Dataset records on visual material:
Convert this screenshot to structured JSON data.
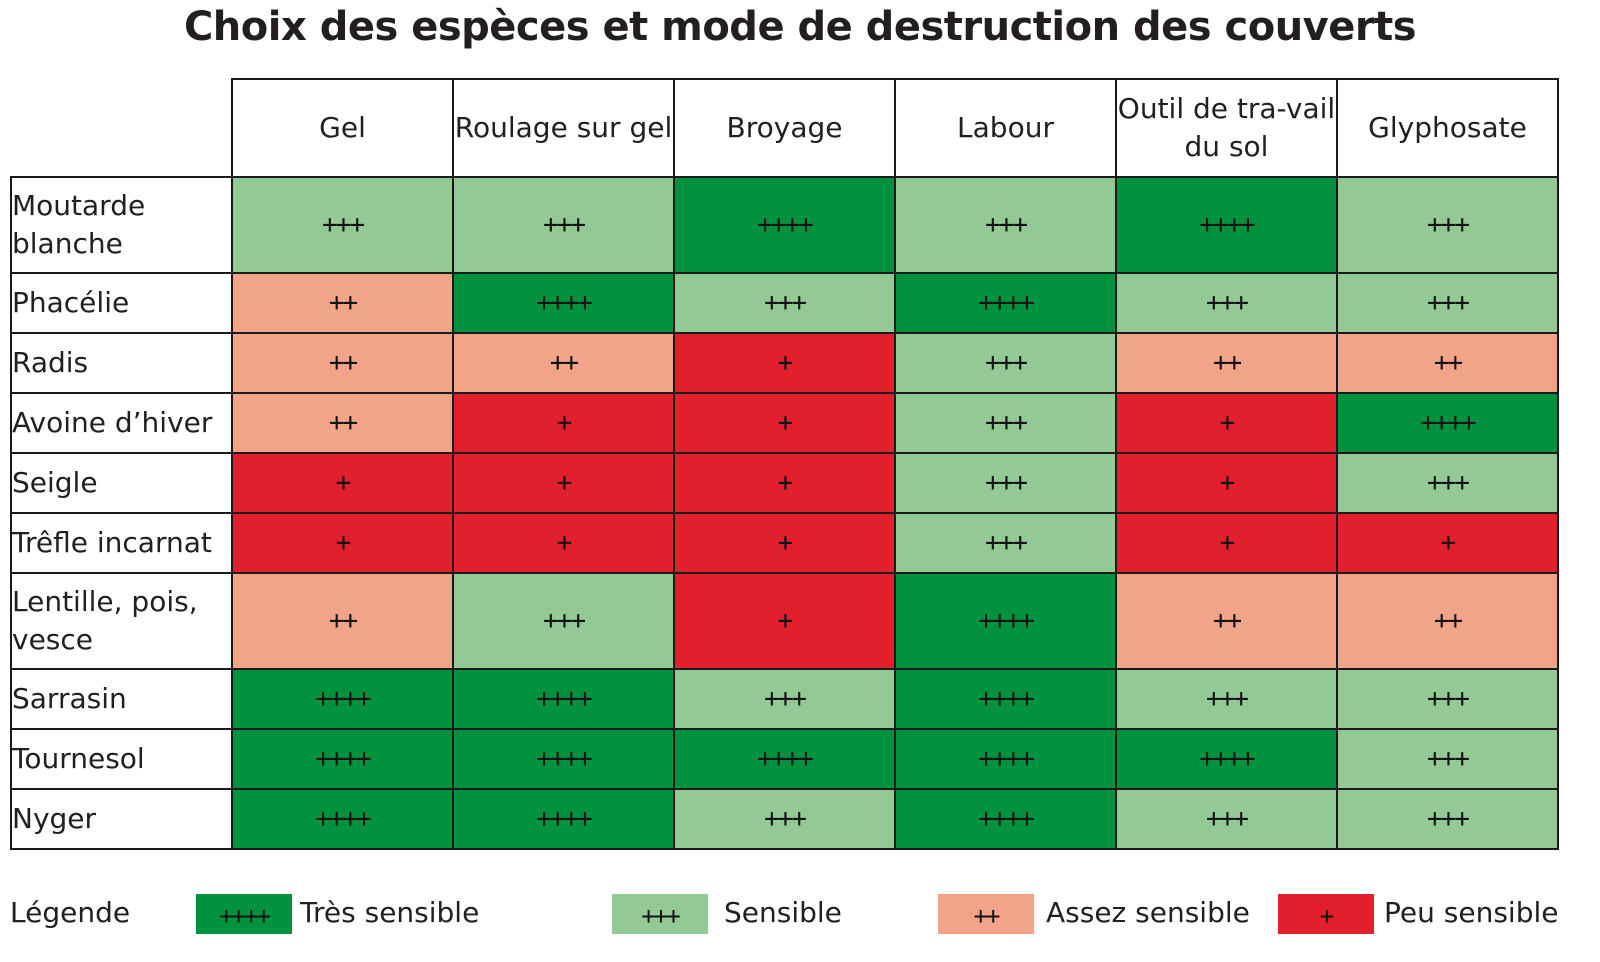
{
  "title": "Choix des espèces et mode de destruction des couverts",
  "colors": {
    "4": "#00923f",
    "3": "#93c994",
    "2": "#f2a489",
    "1": "#e21f2d"
  },
  "symbols": {
    "4": "++++",
    "3": "+++",
    "2": "++",
    "1": "+"
  },
  "legend": {
    "label": "Légende",
    "items": [
      {
        "level": 4,
        "symbol": "++++",
        "text": "Très sensible"
      },
      {
        "level": 3,
        "symbol": "+++",
        "text": "Sensible"
      },
      {
        "level": 2,
        "symbol": "++",
        "text": "Assez sensible"
      },
      {
        "level": 1,
        "symbol": "+",
        "text": "Peu sensible"
      }
    ]
  },
  "chart_data": {
    "type": "heatmap",
    "title": "Choix des espèces et mode de destruction des couverts",
    "columns": [
      "Gel",
      "Roulage sur gel",
      "Broyage",
      "Labour",
      "Outil de tra-vail du sol",
      "Glyphosate"
    ],
    "rows": [
      {
        "name": "Moutarde blanche",
        "values": [
          3,
          3,
          4,
          3,
          4,
          3
        ]
      },
      {
        "name": "Phacélie",
        "values": [
          2,
          4,
          3,
          4,
          3,
          3
        ]
      },
      {
        "name": "Radis",
        "values": [
          2,
          2,
          1,
          3,
          2,
          2
        ]
      },
      {
        "name": "Avoine d’hiver",
        "values": [
          2,
          1,
          1,
          3,
          1,
          4
        ]
      },
      {
        "name": "Seigle",
        "values": [
          1,
          1,
          1,
          3,
          1,
          3
        ]
      },
      {
        "name": "Trêfle incarnat",
        "values": [
          1,
          1,
          1,
          3,
          1,
          1
        ]
      },
      {
        "name": "Lentille, pois, vesce",
        "values": [
          2,
          3,
          1,
          4,
          2,
          2
        ]
      },
      {
        "name": "Sarrasin",
        "values": [
          4,
          4,
          3,
          4,
          3,
          3
        ]
      },
      {
        "name": "Tournesol",
        "values": [
          4,
          4,
          4,
          4,
          4,
          3
        ]
      },
      {
        "name": "Nyger",
        "values": [
          4,
          4,
          3,
          4,
          3,
          3
        ]
      }
    ],
    "value_scale": {
      "4": "Très sensible",
      "3": "Sensible",
      "2": "Assez sensible",
      "1": "Peu sensible"
    },
    "legend_position": "bottom"
  }
}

• DO THIS:
Tell how many lines include "Assez". The number is the whole answer.

• COMPLETE RESPONSE:
2